* **STATED PROBLEM**
Here are some records; copy every line that holds the word "front".

* **DATASET EXTRACT**

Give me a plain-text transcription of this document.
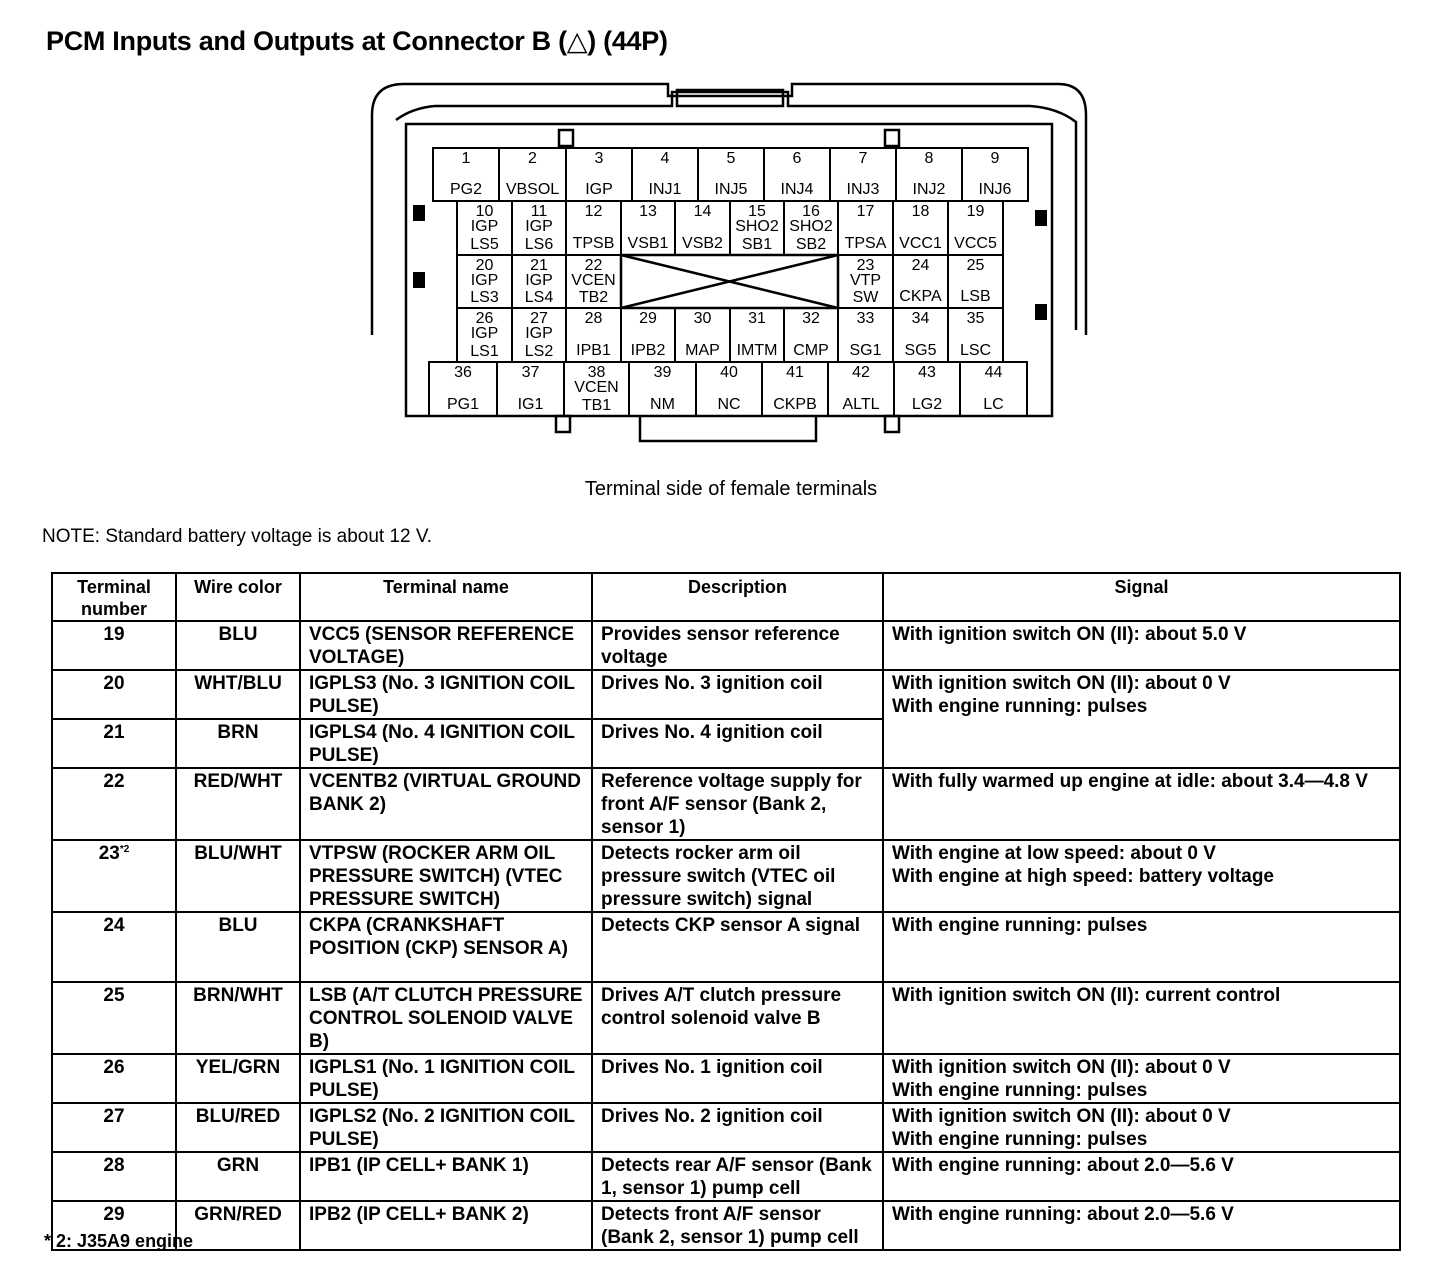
PCM Inputs and Outputs at Connector B (△) (44P)
1
PG2
2
VBSOL
3
IGP
4
INJ1
5
INJ5
6
INJ4
7
INJ3
8
INJ2
9
INJ6
10
IGP
LS5
11
IGP
LS6
12
TPSB
13
VSB1
14
VSB2
15
SHO2
SB1
16
SHO2
SB2
17
TPSA
18
VCC1
19
VCC5
20
IGP
LS3
21
IGP
LS4
22
VCEN
TB2
23
VTP
SW
24
CKPA
25
LSB
26
IGP
LS1
27
IGP
LS2
28
IPB1
29
IPB2
30
MAP
31
IMTM
32
CMP
33
SG1
34
SG5
35
LSC
36
PG1
37
IG1
38
VCEN
TB1
39
NM
40
NC
41
CKPB
42
ALTL
43
LG2
44
LC

Terminal side of female terminals

NOTE: Standard battery voltage is about 12 V.

Terminal number	Wire color	Terminal name	Description	Signal
19	BLU	VCC5 (SENSOR REFERENCE VOLTAGE)	Provides sensor reference voltage	With ignition switch ON (II): about 5.0 V
20	WHT/BLU	IGPLS3 (No. 3 IGNITION COIL PULSE)	Drives No. 3 ignition coil	With ignition switch ON (II): about 0 V
With engine running: pulses
21	BRN	IGPLS4 (No. 4 IGNITION COIL PULSE)	Drives No. 4 ignition coil	
22	RED/WHT	VCENTB2 (VIRTUAL GROUND BANK 2)	Reference voltage supply for front A/F sensor (Bank 2, sensor 1)	With fully warmed up engine at idle: about 3.4—4.8 V
23$^{*2}$	BLU/WHT	VTPSW (ROCKER ARM OIL PRESSURE SWITCH) (VTEC PRESSURE SWITCH)	Detects rocker arm oil pressure switch (VTEC oil pressure switch) signal	With engine at low speed: about 0 V
With engine at high speed: battery voltage
24	BLU	CKPA (CRANKSHAFT POSITION (CKP) SENSOR A)	Detects CKP sensor A signal	With engine running: pulses
25	BRN/WHT	LSB (A/T CLUTCH PRESSURE CONTROL SOLENOID VALVE B)	Drives A/T clutch pressure control solenoid valve B	With ignition switch ON (II): current control
26	YEL/GRN	IGPLS1 (No. 1 IGNITION COIL PULSE)	Drives No. 1 ignition coil	With ignition switch ON (II): about 0 V
With engine running: pulses
27	BLU/RED	IGPLS2 (No. 2 IGNITION COIL PULSE)	Drives No. 2 ignition coil	With ignition switch ON (II): about 0 V
With engine running: pulses
28	GRN	IPB1 (IP CELL+ BANK 1)	Detects rear A/F sensor (Bank 1, sensor 1) pump cell	With engine running: about 2.0—5.6 V
29	GRN/RED	IPB2 (IP CELL+ BANK 2)	Detects front A/F sensor (Bank 2, sensor 1) pump cell	With engine running: about 2.0—5.6 V

* 2: J35A9 engine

* **RESULT FOR THIS TASK**
22	RED/WHT	VCENTB2 (VIRTUAL GROUND BANK 2)	Reference voltage supply for front A/F sensor (Bank 2, sensor 1)	With fully warmed up engine at idle: about 3.4—4.8 V
29	GRN/RED	IPB2 (IP CELL+ BANK 2)	Detects front A/F sensor (Bank 2, sensor 1) pump cell	With engine running: about 2.0—5.6 V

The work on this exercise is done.